GIVEN RECORDS:
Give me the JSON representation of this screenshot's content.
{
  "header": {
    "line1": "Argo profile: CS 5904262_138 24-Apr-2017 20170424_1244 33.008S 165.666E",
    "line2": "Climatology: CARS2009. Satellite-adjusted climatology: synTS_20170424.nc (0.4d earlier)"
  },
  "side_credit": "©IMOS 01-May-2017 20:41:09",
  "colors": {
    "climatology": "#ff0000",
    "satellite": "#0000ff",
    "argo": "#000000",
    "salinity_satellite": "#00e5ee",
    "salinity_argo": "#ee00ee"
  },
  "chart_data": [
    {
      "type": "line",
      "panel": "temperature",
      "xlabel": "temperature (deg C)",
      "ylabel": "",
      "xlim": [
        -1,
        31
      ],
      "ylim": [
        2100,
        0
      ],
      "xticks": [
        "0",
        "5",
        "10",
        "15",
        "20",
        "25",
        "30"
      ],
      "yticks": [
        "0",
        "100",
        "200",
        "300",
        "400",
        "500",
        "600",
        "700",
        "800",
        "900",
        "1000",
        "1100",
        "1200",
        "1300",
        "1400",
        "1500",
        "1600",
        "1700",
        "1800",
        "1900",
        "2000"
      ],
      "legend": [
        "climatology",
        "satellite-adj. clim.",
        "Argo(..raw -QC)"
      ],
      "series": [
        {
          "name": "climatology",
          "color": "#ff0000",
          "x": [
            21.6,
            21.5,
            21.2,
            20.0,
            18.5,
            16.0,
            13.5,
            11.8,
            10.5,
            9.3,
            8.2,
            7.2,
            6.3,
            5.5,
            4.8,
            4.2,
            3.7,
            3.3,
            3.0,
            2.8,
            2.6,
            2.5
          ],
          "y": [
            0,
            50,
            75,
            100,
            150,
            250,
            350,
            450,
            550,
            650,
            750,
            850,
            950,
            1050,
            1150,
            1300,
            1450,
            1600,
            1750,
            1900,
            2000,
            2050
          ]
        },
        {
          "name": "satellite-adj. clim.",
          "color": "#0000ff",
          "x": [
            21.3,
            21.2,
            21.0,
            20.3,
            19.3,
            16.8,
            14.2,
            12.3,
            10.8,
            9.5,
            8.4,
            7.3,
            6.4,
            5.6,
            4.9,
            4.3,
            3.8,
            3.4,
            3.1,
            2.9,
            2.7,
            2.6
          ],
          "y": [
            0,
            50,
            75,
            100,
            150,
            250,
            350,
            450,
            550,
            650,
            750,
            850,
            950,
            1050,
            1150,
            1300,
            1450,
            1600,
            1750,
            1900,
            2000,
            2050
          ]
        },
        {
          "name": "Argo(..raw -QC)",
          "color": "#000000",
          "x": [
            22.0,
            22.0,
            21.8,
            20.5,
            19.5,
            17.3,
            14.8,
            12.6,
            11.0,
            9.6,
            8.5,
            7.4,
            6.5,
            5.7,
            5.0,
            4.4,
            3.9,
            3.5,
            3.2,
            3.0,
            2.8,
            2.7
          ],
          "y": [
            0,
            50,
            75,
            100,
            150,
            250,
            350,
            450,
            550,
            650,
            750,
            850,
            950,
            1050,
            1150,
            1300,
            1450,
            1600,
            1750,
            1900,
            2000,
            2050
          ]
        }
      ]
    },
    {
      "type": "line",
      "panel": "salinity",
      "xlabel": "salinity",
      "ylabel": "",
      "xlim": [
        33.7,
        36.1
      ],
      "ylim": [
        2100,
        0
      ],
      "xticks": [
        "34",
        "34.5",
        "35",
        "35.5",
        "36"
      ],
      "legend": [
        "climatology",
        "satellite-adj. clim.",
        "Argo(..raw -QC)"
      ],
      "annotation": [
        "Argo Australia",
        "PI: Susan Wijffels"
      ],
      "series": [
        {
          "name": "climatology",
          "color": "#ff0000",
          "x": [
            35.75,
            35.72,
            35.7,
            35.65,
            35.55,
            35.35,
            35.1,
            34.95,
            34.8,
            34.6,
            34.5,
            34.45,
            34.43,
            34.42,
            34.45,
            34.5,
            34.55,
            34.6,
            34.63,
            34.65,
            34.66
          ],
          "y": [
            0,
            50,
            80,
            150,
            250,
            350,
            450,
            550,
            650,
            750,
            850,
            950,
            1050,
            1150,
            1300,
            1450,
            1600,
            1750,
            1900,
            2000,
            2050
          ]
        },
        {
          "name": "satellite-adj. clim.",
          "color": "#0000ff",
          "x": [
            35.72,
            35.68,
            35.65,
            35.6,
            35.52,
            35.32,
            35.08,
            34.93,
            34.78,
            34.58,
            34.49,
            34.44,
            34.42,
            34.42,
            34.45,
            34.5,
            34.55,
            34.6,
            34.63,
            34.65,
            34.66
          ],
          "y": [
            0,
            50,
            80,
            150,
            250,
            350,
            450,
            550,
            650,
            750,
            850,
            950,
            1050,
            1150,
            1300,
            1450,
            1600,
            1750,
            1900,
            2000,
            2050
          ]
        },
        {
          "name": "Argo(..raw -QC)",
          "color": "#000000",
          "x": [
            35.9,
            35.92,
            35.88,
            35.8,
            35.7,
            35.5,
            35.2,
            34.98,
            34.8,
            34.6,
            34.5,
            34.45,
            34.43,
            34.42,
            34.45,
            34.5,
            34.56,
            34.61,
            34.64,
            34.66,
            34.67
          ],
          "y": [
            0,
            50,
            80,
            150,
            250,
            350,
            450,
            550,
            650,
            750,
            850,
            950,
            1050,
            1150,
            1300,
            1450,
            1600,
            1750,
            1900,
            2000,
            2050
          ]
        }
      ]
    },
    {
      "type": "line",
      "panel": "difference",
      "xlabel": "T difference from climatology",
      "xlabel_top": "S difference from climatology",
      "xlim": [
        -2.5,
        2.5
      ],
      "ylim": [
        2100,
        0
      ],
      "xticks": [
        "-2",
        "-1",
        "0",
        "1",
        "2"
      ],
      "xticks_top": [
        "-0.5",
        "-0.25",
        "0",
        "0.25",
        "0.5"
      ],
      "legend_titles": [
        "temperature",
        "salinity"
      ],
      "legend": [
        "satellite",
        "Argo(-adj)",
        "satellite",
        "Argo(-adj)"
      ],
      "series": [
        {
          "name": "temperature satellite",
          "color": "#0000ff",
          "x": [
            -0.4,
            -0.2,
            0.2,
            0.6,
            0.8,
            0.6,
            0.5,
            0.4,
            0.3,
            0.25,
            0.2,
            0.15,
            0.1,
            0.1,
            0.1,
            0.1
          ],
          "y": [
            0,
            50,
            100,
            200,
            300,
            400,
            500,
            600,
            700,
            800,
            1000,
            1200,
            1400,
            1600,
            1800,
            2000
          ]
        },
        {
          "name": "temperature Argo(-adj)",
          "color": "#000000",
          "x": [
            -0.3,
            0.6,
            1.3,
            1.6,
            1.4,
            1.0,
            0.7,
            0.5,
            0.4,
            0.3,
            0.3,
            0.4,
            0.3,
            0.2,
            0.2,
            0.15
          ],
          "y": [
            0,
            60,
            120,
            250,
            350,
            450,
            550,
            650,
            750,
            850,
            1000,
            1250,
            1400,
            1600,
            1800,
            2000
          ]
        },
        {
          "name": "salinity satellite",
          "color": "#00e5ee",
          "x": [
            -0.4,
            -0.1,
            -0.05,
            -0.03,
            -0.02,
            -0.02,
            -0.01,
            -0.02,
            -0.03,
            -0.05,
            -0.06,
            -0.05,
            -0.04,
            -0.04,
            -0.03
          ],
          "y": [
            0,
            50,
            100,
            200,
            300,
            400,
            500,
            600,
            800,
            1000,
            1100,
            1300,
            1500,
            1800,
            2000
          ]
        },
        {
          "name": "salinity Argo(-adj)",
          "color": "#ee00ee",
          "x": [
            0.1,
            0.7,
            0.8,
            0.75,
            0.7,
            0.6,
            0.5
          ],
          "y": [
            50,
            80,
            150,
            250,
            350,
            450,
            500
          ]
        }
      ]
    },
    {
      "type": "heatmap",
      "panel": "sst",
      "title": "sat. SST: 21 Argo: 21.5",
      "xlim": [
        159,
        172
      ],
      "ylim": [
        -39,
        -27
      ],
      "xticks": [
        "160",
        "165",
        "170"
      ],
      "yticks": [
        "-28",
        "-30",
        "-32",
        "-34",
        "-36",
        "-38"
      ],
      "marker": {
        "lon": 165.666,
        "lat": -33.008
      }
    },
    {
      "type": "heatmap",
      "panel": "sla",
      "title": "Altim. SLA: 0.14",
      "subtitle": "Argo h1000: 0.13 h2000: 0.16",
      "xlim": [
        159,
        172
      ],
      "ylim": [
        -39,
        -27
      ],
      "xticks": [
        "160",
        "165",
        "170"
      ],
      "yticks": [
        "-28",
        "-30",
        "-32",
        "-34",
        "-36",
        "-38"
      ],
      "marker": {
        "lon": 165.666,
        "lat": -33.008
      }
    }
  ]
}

REQUEST:
Copy in full each line that holds the word "temperature".

EXPECTED ANSWER:
      "panel": "temperature",
      "xlabel": "temperature (deg C)",
        "temperature",
          "name": "temperature satellite",
          "name": "temperature Argo(-adj)",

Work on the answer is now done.